Repeat each line of the material below exactly as it appears, minus any pictures.

====== Supplied material

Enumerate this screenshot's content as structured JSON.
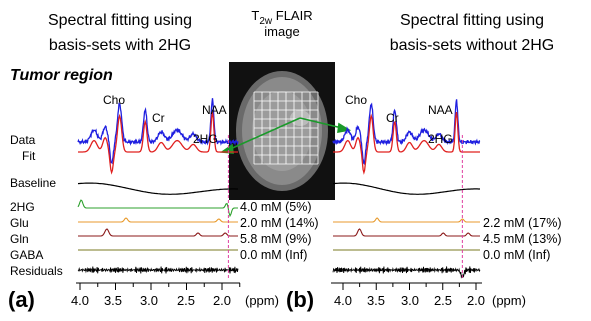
{
  "figure": {
    "region": "Tumor region",
    "image_title": {
      "main": "T",
      "subscript": "2w",
      "rest": " FLAIR",
      "line2": "image"
    },
    "row_labels": {
      "data": "Data",
      "fit": "Fit",
      "baseline": "Baseline",
      "hg": "2HG",
      "glu": "Glu",
      "gln": "Gln",
      "gaba": "GABA",
      "residuals": "Residuals"
    },
    "panels": [
      {
        "title_line1": "Spectral fitting using",
        "title_line2": "basis-sets with 2HG",
        "label": "(a)",
        "peak_labels": {
          "cho": "Cho",
          "cr": "Cr",
          "naa": "NAA",
          "hg": "2HG"
        },
        "concentrations": [
          "4.0 mM (5%)",
          "2.0 mM (14%)",
          "5.8 mM (9%)",
          "0.0 mM (Inf)"
        ],
        "ticks": [
          "4.0",
          "3.5",
          "3.0",
          "2.5",
          "2.0"
        ],
        "unit": "(ppm)"
      },
      {
        "title_line1": "Spectral fitting using",
        "title_line2": "basis-sets without 2HG",
        "label": "(b)",
        "peak_labels": {
          "cho": "Cho",
          "cr": "Cr",
          "naa": "NAA",
          "hg": "2HG"
        },
        "concentrations": [
          "2.2 mM (17%)",
          "4.5 mM (13%)",
          "0.0 mM (Inf)"
        ],
        "ticks": [
          "4.0",
          "3.5",
          "3.0",
          "2.5",
          "2.0"
        ],
        "unit": "(ppm)"
      }
    ]
  }
}
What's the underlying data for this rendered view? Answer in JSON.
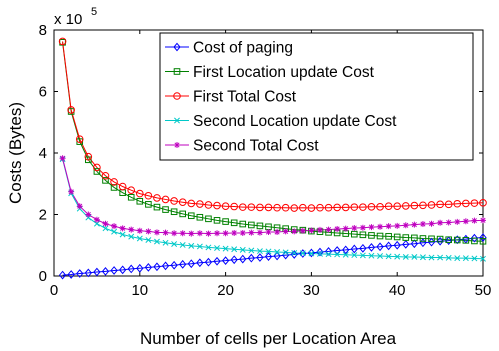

============

_Expected answer:_
Enumerate this screenshot's content as structured JSON.
{
  "figure": {
    "region": "Tumor region",
    "image_title": {
      "main": "T",
      "subscript": "2w",
      "rest": " FLAIR",
      "line2": "image"
    },
    "row_labels": {
      "data": "Data",
      "fit": "Fit",
      "baseline": "Baseline",
      "hg": "2HG",
      "glu": "Glu",
      "gln": "Gln",
      "gaba": "GABA",
      "residuals": "Residuals"
    },
    "panels": [
      {
        "title_line1": "Spectral fitting using",
        "title_line2": "basis-sets with 2HG",
        "label": "(a)",
        "peak_labels": {
          "cho": "Cho",
          "cr": "Cr",
          "naa": "NAA",
          "hg": "2HG"
        },
        "concentrations": [
          "4.0 mM (5%)",
          "2.0 mM (14%)",
          "5.8 mM (9%)",
          "0.0 mM (Inf)"
        ],
        "ticks": [
          "4.0",
          "3.5",
          "3.0",
          "2.5",
          "2.0"
        ],
        "unit": "(ppm)"
      },
      {
        "title_line1": "Spectral fitting using",
        "title_line2": "basis-sets without 2HG",
        "label": "(b)",
        "peak_labels": {
          "cho": "Cho",
          "cr": "Cr",
          "naa": "NAA",
          "hg": "2HG"
        },
        "concentrations": [
          "2.2 mM (17%)",
          "4.5 mM (13%)",
          "0.0 mM (Inf)"
        ],
        "ticks": [
          "4.0",
          "3.5",
          "3.0",
          "2.5",
          "2.0"
        ],
        "unit": "(ppm)"
      }
    ]
  }
}
What's the underlying data for this rendered view? Answer in JSON.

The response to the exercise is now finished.